━━━ Page extract ━━━
9.9                                 Exercise of Options.  On the Offering Termination Date the Participating Employee may purchase the number of shares purchasable by his or her accumulated payroll deductions, or, if less, the maximum number of shares subject to the Option as provided in Section 9.1, provided that:

 

(a)                                  If the total number of shares which all Optionees elect to purchase, together with any shares already purchased under the Plan, exceeds the total number of shares which may be purchased under the Plan pursuant to Section 6, the number of shares which each Optionee is permitted to purchase shall be decreased pro rata based on the Participating Employee’s accumulated payroll deductions in relation to all accumulated payroll deductions otherwise to be applied to the purchase of shares as of that Offering Termination Date.

 

(b)                                 If the number of shares purchasable includes a fraction, such number shall be adjusted to the next smaller whole number and the purchase price shall be adjusted accordingly.

 

Accumulated payroll deductions not withdrawn prior to the Offering Termination Date shall be automatically applied by the Company toward the purchase of Option Shares or, to the extent in excess of the aggregate purchase price of the shares then purchasable by the Participating Employee, refunded to the Participating Employee, except that where such excess is less than the purchase price for a single share of Stock on the Offering Termination Date, such excess shall not be refunded but instead shall be carried over and applied to the purchase of shares in the first following Offering Period (subject to the possibility of withdrawal by the Participating Employee during such Offering Period in accordance with the terms of the Plan).
━━━
* _Work instruction 1_:
Answer these questions from the exercise-of-options excerpt:
(a) How is the number of shares purchasable adjusted if it includes a fraction?
(b) When the Plan's share limit would be exceeded, on what basis is each Optionee's number of shares decreased?
(c) What happens to an excess of accumulated payroll deductions that is less than the purchase price for a single share of Stock?
* _Work instruction 2_: Write the next part of the exercise-of-options excerpt, starting after its final sentence.
The records that follow have no connection to the exercise-of-options excerpt.
━━━ Data records ━━━
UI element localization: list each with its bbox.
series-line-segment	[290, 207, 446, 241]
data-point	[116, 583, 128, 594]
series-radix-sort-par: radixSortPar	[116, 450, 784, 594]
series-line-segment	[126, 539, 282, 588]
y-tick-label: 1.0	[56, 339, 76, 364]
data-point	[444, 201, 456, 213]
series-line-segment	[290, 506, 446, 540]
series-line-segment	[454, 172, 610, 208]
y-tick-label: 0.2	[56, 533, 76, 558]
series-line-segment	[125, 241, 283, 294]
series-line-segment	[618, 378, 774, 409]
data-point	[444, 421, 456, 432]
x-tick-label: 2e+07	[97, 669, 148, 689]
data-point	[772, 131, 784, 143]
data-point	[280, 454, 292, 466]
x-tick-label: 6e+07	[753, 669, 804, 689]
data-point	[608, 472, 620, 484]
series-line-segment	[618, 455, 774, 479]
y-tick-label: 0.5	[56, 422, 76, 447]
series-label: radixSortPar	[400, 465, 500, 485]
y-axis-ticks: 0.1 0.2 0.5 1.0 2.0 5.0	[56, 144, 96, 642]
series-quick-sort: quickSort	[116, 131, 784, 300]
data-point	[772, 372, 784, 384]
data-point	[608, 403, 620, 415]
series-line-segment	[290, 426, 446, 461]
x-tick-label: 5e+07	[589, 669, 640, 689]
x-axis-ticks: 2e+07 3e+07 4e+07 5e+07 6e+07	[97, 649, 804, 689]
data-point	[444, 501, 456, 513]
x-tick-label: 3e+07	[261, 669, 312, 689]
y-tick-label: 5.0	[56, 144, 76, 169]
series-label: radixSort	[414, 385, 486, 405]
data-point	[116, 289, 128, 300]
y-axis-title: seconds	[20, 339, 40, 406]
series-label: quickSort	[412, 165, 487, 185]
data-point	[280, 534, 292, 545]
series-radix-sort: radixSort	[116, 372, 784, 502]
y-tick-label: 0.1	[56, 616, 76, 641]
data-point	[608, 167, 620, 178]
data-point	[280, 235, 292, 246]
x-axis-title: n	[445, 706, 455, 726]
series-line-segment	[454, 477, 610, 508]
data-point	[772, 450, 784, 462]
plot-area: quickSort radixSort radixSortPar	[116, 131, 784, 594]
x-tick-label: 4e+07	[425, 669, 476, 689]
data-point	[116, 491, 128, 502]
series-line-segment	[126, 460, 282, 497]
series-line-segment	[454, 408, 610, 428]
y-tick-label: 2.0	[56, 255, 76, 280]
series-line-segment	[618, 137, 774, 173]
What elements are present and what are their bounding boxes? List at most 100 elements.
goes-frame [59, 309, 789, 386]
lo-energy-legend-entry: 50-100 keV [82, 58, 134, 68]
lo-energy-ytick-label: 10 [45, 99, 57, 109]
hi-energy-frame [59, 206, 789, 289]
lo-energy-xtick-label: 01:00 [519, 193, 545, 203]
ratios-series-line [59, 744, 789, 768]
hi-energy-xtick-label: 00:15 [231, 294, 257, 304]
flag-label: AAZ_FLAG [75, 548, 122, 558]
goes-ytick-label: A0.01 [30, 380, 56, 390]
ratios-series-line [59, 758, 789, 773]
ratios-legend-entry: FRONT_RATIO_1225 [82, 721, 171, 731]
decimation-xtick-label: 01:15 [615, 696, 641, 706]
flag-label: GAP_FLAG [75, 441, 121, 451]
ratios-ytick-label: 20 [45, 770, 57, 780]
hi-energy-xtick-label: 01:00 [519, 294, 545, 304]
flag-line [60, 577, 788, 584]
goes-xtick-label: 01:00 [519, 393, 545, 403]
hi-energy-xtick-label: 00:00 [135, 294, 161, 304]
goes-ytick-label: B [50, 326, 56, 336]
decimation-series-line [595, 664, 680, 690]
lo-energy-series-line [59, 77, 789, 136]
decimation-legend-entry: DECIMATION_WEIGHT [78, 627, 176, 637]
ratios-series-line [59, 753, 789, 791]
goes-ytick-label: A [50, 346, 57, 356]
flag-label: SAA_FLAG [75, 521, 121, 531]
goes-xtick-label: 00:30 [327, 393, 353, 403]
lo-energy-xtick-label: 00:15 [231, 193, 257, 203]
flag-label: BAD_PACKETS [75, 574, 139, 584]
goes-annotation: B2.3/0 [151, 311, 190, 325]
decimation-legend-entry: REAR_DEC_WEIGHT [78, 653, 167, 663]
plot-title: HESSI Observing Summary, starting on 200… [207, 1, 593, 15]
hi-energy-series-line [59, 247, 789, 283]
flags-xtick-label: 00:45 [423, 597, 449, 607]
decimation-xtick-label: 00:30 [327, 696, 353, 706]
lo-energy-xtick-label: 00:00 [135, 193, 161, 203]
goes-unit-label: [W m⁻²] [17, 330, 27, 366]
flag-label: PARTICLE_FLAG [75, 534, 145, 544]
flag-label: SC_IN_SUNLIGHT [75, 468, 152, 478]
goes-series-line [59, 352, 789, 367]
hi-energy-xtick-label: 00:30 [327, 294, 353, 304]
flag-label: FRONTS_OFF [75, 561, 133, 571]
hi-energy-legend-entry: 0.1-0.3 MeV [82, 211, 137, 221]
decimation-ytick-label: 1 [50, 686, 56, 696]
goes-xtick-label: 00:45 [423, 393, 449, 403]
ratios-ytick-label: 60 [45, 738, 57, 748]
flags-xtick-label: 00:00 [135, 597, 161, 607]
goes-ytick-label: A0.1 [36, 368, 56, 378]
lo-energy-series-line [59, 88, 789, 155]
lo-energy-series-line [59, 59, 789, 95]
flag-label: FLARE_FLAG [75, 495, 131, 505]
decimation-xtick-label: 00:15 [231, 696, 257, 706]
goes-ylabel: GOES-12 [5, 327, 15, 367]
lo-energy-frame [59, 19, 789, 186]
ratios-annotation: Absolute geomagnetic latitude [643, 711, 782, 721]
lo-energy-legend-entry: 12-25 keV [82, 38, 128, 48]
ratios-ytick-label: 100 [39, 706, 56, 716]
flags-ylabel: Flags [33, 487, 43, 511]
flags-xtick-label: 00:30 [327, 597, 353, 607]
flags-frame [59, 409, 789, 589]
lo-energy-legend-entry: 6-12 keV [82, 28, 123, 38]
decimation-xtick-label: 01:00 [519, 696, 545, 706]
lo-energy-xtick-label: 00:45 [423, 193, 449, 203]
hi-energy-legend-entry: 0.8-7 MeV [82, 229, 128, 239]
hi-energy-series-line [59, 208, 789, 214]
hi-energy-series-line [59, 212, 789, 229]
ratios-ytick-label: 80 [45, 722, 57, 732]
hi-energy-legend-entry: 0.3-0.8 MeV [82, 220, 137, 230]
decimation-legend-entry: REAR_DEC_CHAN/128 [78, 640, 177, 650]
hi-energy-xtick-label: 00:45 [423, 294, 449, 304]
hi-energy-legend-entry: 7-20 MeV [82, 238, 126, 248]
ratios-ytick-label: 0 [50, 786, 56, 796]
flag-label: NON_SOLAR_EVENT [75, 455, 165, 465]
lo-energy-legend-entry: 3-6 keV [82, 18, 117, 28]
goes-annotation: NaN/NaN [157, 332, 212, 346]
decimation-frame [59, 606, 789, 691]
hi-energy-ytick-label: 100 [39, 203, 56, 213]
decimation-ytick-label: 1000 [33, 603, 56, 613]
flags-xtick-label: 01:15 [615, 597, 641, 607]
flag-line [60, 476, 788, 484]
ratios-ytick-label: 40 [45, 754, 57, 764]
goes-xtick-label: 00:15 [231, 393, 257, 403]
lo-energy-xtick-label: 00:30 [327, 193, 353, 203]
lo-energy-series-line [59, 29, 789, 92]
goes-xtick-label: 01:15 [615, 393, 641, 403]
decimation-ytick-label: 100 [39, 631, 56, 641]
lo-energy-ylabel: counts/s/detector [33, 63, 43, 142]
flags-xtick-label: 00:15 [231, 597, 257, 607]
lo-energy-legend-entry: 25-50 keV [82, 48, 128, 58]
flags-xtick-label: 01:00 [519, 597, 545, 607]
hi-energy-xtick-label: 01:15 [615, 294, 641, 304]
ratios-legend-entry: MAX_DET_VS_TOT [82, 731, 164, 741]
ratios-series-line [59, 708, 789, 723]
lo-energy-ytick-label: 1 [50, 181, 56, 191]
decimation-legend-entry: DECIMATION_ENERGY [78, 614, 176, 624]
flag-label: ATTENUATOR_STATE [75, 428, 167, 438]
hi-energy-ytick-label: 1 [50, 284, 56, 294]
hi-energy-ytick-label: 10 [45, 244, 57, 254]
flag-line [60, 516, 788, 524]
━━━
* _Answer box 1_:
(a) It is adjusted to the next smaller whole number, and the purchase price is adjusted accordingly.
(b) It is decreased pro rata, based on the Participating Employee's accumulated payroll deductions in relation to all accumulated payroll deductions otherwise to be applied to the purchase of shares as of that Offering Termination Date.
(c) It is not refunded. Instead it is carried over and applied to the purchase of shares in the first following Offering Period, subject to the possibility of withdrawal by the Participating Employee during that Offering Period.

* _Answer box 2_:
 

9.10                           Delivery of Stock.  Except as provided below, within a reasonable time after the Offering Termination Date, the Company shall deliver or cause to be delivered to the Participating Employee a certificate or certificates for the number of shares purchased by the Participating Employee.  A stock certificate representing the number of Shares purchased will be issued in the participant’s name only, or if his or her Membership Agreement so specifies, in the name of the employee and another person of legal age as joint tenants with rights of survivorship.  If any law or applicable regulation of the Securities and Exchange Commission or other body having jurisdiction in the premises shall require that the Company or the Participating Employee take any action in connection with the shares being purchased under the Option, delivery of the certificate or certificates for such shares shall be postponed until the necessary action shall have been completed, which action shall be taken by the Company at its own expense, without unreasonable delay.  The Optionee shall have no rights as a shareholder in respect of shares for which he or she has not

 



 

received a certificate.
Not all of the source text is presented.